Task instructions:
A: Copy the anesthesia methods passage word for word, from "On the preoperative" to "UK) was explained.".
B: List every dose of epidural S(+)-ketamine that the anesthesia methods passage says was studied in the open-label pilot studies.

On the preoperative visit, patients were made familiar with the visual analog scale (VAS), which ranged from 0 = no pain to 10 = worst pain imaginable. Use of the PCEA device (Graseby Medical Ltd., Watford, UK) was explained.

On the day of surgery, patients were premedicated with oral midazolam (3.75–7.5 mg) 1 h before surgery. In the operation room, an IV infusion was established, and prehydration with at least 500 mL lactated Ringer’s solution was provided. An epidural catheter was preferentially inserted at the L3-4 interspace, but variations in the site of insertion were allowed from T12 through L4. The epidural space was identified by loss of resistance. The catheter was advanced 3–5 cm, and a 4-mL test dose of ropivacaine (10 mg/mL) (Astra Chemicals, Wedel, Germany) eliminated subarachnoid insertion. Five minutes after a negative response, 10–15 mL epidural ropivacaine was titrated in aliquots of 5 mL to a sensory block of at least dermatome T12. If adequate sensory block was not achieved within 45 min, an additional 5-mL dose of ropivacaine was injected. A limit of a maximum dose of 250 mg ropivacaine within a 3-h interval was set. For patient comfort, light sedation with IV propofol or midazolam was provided. Sensory block was confirmed before surgery was started.

According to a computer-generated table of random numbers, patients were allocated to receive either 0.25 mg/kg epidural S(+)-ketamine (Parke-Davis Pharmaceuticals, Freiburg, Germany) or an equivalent volume of epidural 0.9% saline 10 min before surgical incision. The S(+)-ketamine dose chosen was based on open-label pilot studies in the same setting. We studied the effects of 0.125, 0.25, 0.5, and 0.75 mg/kg epidural S(+)-ketamine, and we observed increased postoperative pain relief and a 15%–40% decrease in ropivacaine demand after 0.25 mg/kg S(+)-ketamine. The smaller doses assessed resulted in negligible effects, whereas the larger doses studied caused increased patient sedation. Therefore, 0.25 mg/kg S(+)-ketamine was used for the investigation. Only commercially available preservative-free S(+)-ketamine was applied. Patients and investigator anesthetists were blinded as to patient group allocation.

On completion of surgery, analgesic therapy was commenced. The PCEA device was programmed to administer a bolus dose of 18.75 mg (5 mL) of ropivacaine (3.75 mg/mL) with a 10-min lockout and a maximum dose limit of 200 mg of ropivacaine over 4 h. Postoperative evaluations were performed at 2-h intervals for the first 8 h after surgery and then at 24 and 48 h after surgery. VAS scores at rest and during movement and PCEA consumption of ropivacaine were recorded. The time until first analgesic medication request was noted. Sensation to touch (with the scale 0 = none, 1 = pinprick, 2 = touch, to 3 = correct identification of a number written on the skin) was determined on the skin surrounding the operated area and the corresponding region on the contralateral extremity. Motor block was assessed bilaterally according to a modified Bromage scale (0 = no motor block, 1 = ability to move knee and ankle, 2 = ability to move ankle, 3 = inability to move ankle).

Entries supplied:
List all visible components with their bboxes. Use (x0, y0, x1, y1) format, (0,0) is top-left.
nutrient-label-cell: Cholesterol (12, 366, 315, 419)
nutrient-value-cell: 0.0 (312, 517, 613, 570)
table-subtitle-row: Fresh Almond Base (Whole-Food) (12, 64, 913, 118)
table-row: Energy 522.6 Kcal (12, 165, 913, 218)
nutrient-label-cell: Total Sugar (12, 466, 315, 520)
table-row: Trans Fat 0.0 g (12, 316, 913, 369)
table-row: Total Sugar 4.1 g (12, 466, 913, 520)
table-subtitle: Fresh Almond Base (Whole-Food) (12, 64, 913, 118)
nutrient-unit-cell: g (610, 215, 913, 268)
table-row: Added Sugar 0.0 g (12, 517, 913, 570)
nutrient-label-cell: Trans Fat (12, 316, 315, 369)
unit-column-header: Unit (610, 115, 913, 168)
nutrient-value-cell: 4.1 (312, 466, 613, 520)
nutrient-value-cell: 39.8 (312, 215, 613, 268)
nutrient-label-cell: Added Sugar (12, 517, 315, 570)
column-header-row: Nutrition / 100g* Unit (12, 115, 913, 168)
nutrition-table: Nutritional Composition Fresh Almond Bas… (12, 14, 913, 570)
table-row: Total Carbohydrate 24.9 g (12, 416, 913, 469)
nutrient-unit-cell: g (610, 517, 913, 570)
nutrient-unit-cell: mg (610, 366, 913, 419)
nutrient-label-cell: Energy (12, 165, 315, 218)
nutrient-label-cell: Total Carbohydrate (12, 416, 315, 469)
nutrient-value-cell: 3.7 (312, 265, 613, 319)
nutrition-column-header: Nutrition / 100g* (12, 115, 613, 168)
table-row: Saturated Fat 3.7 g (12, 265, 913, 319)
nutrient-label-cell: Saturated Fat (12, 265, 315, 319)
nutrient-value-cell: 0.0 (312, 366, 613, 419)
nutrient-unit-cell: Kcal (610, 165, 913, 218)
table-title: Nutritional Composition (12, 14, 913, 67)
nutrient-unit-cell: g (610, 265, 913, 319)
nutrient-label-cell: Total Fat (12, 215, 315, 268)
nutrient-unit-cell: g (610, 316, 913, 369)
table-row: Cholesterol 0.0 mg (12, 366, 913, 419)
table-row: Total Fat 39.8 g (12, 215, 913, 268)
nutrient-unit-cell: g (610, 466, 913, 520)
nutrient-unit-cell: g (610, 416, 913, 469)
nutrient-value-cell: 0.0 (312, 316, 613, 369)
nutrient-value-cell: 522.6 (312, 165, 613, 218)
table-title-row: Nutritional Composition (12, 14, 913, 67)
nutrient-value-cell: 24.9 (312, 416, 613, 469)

Answers in order:
A:
On the preoperative visit, patients were made familiar with the visual analog scale (VAS), which ranged from 0 = no pain to 10 = worst pain imaginable. Use of the PCEA device (Graseby Medical Ltd., Watford, UK) was explained.

B:
0.125 mg/kg
0.25 mg/kg
0.5 mg/kg
0.75 mg/kg